### Try it
Go through the data below and repeat it exactly, skipping each picture.

(Given data)

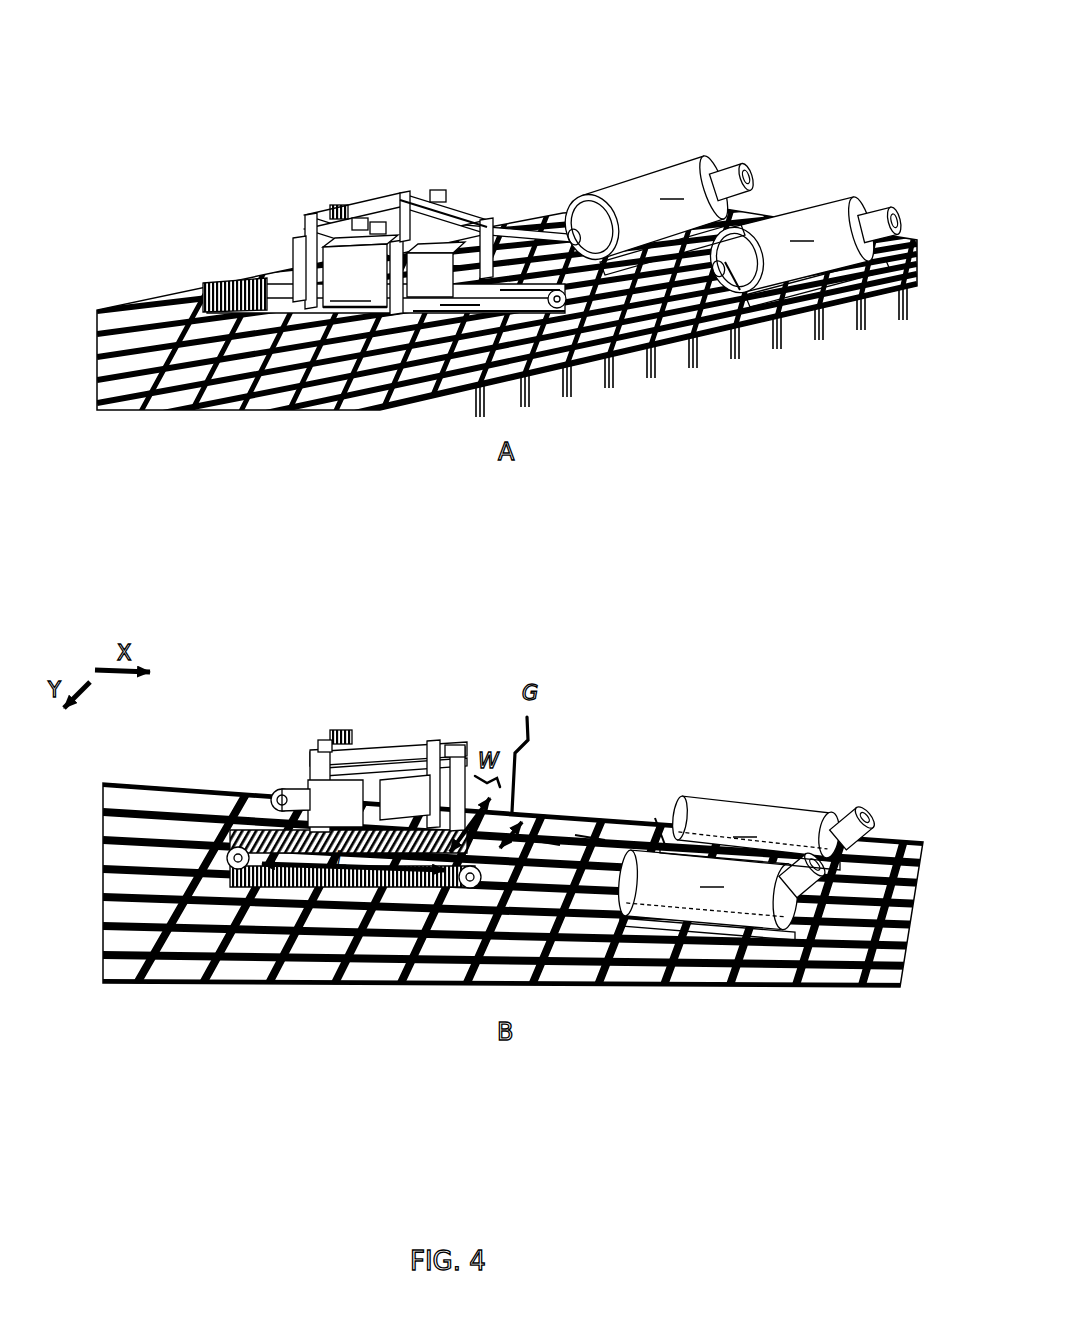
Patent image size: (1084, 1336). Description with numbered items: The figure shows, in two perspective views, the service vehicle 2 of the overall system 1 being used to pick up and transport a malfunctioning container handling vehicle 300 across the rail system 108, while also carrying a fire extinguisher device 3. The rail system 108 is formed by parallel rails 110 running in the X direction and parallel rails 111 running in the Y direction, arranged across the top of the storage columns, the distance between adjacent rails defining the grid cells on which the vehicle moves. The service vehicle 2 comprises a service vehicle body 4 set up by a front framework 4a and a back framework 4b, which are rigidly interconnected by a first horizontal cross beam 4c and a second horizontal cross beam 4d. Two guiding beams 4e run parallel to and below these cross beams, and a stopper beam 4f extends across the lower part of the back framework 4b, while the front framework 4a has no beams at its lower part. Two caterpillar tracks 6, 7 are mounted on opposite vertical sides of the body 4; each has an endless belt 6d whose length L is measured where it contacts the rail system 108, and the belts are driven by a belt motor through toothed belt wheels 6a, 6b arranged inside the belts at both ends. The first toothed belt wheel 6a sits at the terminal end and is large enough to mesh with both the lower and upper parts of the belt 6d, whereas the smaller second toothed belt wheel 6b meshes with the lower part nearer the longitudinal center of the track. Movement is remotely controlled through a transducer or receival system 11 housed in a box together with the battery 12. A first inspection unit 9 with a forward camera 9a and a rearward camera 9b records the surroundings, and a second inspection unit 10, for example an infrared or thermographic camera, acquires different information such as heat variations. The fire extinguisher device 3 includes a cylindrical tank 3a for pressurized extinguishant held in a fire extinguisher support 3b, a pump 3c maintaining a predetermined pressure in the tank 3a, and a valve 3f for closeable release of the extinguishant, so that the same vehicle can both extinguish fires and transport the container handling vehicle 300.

The production plant 1 is at (776, 146).
The service vehicle 2 is at (276, 159).
The fire extinguisher device 3 is at (610, 128).
The cylindrical tank 3a is at (718, 542).
The fire extinguisher support 3b is at (646, 228).
The pump 3c is at (715, 167).
The valve 3f is at (730, 263).
The service vehicle body 4 is at (404, 160).
The front framework 4a is at (310, 238).
The back framework 4b is at (470, 230).
The first horizontal cross beam 4c is at (462, 232).
The second horizontal cross beam 4d is at (378, 225).
The guiding beams 4e is at (460, 268).
The stopper beam 4f is at (340, 307).
The caterpillar track 6 is at (433, 360).
The first toothed belt wheel 6a is at (567, 303).
The second toothed belt wheel 6b is at (417, 340).
The endless belt 6d is at (457, 313).
The caterpillar track 7 is at (210, 266).
The first inspection unit 9 is at (362, 222).
The forward camera 9a is at (437, 193).
The rearward camera 9b is at (450, 747).
The second inspection unit 10 is at (338, 208).
The transducer or receival system 11 is at (327, 807).
The battery 12 is at (282, 800).
The rail system 108 is at (167, 317).
The rails in the X direction 110 is at (547, 847).
The rails in the Y direction 111 is at (590, 837).
The container handling vehicle 300 is at (372, 830).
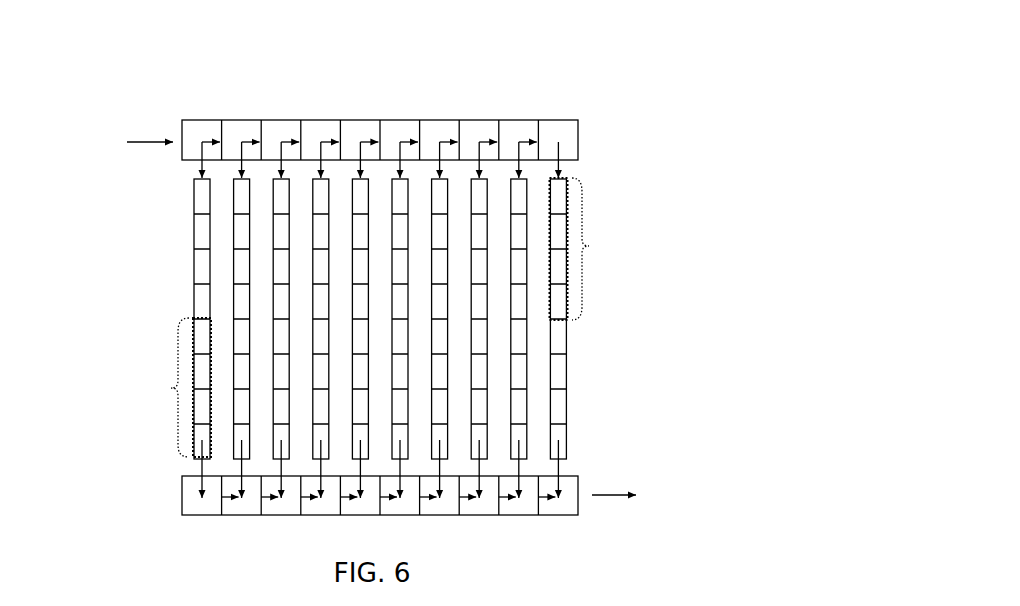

(End Given data)

### Solution below
Patent image size: (1084, 1336). Description with numbered items: The figure shows, in two perspective views, the service vehicle 2 of the overall system 1 being used to pick up and transport a malfunctioning container handling vehicle 300 across the rail system 108, while also carrying a fire extinguisher device 3. The rail system 108 is formed by parallel rails 110 running in the X direction and parallel rails 111 running in the Y direction, arranged across the top of the storage columns, the distance between adjacent rails defining the grid cells on which the vehicle moves. The service vehicle 2 comprises a service vehicle body 4 set up by a front framework 4a and a back framework 4b, which are rigidly interconnected by a first horizontal cross beam 4c and a second horizontal cross beam 4d. Two guiding beams 4e run parallel to and below these cross beams, and a stopper beam 4f extends across the lower part of the back framework 4b, while the front framework 4a has no beams at its lower part. Two caterpillar tracks 6, 7 are mounted on opposite vertical sides of the body 4; each has an endless belt 6d whose length L is measured where it contacts the rail system 108, and the belts are driven by a belt motor through toothed belt wheels 6a, 6b arranged inside the belts at both ends. The first toothed belt wheel 6a sits at the terminal end and is large enough to mesh with both the lower and upper parts of the belt 6d, whereas the smaller second toothed belt wheel 6b meshes with the lower part nearer the longitudinal center of the track. Movement is remotely controlled through a transducer or receival system 11 housed in a box together with the battery 12. A first inspection unit 9 with a forward camera 9a and a rearward camera 9b records the surroundings, and a second inspection unit 10, for example an infrared or thermographic camera, acquires different information such as heat variations. The fire extinguisher device 3 includes a cylindrical tank 3a for pressurized extinguishant held in a fire extinguisher support 3b, a pump 3c maintaining a predetermined pressure in the tank 3a, and a valve 3f for closeable release of the extinguishant, so that the same vehicle can both extinguish fires and transport the container handling vehicle 300.

The production plant 1 is at (776, 146).
The service vehicle 2 is at (276, 159).
The fire extinguisher device 3 is at (610, 128).
The cylindrical tank 3a is at (718, 542).
The fire extinguisher support 3b is at (646, 228).
The pump 3c is at (715, 167).
The valve 3f is at (730, 263).
The service vehicle body 4 is at (404, 160).
The front framework 4a is at (310, 238).
The back framework 4b is at (470, 230).
The first horizontal cross beam 4c is at (462, 232).
The second horizontal cross beam 4d is at (378, 225).
The guiding beams 4e is at (460, 268).
The stopper beam 4f is at (340, 307).
The caterpillar track 6 is at (433, 360).
The first toothed belt wheel 6a is at (567, 303).
The second toothed belt wheel 6b is at (417, 340).
The endless belt 6d is at (457, 313).
The caterpillar track 7 is at (210, 266).
The first inspection unit 9 is at (362, 222).
The forward camera 9a is at (437, 193).
The rearward camera 9b is at (450, 747).
The second inspection unit 10 is at (338, 208).
The transducer or receival system 11 is at (327, 807).
The battery 12 is at (282, 800).
The rail system 108 is at (167, 317).
The rails in the X direction 110 is at (547, 847).
The rails in the Y direction 111 is at (590, 837).
The container handling vehicle 300 is at (372, 830).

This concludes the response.